_WHAT IS BEING ASKED_
From the entries below, gather each line containing the word "subtitle".

_SUPPLIED ENTRIES_
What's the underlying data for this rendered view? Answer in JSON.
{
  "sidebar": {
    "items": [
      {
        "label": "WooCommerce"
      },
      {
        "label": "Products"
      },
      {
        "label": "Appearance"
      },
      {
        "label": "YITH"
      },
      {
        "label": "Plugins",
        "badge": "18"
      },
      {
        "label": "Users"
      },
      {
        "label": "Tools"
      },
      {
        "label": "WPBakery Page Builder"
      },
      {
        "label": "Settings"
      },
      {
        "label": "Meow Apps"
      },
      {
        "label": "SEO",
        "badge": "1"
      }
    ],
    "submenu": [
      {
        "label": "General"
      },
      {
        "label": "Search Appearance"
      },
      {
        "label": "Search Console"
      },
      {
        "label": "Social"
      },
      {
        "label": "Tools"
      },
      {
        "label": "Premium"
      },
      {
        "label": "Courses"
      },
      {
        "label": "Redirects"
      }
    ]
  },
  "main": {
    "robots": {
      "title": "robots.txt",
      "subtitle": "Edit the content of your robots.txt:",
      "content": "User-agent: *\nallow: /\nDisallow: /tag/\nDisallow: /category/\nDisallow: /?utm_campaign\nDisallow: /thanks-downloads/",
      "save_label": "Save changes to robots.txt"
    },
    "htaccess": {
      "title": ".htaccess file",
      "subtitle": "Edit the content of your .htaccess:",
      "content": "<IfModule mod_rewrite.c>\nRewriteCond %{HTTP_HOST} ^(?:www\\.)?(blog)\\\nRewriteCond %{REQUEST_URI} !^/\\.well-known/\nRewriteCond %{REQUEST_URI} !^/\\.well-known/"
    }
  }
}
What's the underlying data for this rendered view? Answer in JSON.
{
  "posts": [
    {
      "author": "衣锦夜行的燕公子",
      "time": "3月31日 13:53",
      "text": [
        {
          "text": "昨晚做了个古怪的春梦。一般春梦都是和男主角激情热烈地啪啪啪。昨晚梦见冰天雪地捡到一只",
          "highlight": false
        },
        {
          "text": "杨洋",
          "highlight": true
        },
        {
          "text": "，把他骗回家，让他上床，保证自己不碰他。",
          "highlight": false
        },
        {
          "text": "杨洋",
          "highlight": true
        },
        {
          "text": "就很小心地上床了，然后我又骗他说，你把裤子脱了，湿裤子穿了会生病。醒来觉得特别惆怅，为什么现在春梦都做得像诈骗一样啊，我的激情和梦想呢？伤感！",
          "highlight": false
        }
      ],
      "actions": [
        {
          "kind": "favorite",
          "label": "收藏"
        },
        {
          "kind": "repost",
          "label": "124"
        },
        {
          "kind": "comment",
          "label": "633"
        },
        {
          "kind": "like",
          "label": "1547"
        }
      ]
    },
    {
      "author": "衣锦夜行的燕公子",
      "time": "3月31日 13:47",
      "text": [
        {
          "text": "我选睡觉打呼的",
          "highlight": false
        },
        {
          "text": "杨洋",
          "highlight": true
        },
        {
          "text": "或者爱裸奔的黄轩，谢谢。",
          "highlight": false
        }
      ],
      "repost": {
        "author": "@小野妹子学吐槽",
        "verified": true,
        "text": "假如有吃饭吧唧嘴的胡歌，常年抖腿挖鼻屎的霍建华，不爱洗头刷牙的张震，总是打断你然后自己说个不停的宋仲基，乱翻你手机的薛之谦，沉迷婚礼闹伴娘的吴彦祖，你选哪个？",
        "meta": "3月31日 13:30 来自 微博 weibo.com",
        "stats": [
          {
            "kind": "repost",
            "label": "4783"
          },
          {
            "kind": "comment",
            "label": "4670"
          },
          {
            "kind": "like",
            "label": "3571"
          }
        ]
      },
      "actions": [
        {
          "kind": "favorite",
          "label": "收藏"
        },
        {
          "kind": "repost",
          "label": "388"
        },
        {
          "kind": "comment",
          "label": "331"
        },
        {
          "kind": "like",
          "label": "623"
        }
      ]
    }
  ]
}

_RESPONSE TO THE EXERCISE_
      "subtitle": "Edit the content of your robots.txt:",
      "subtitle": "Edit the content of your .htaccess:",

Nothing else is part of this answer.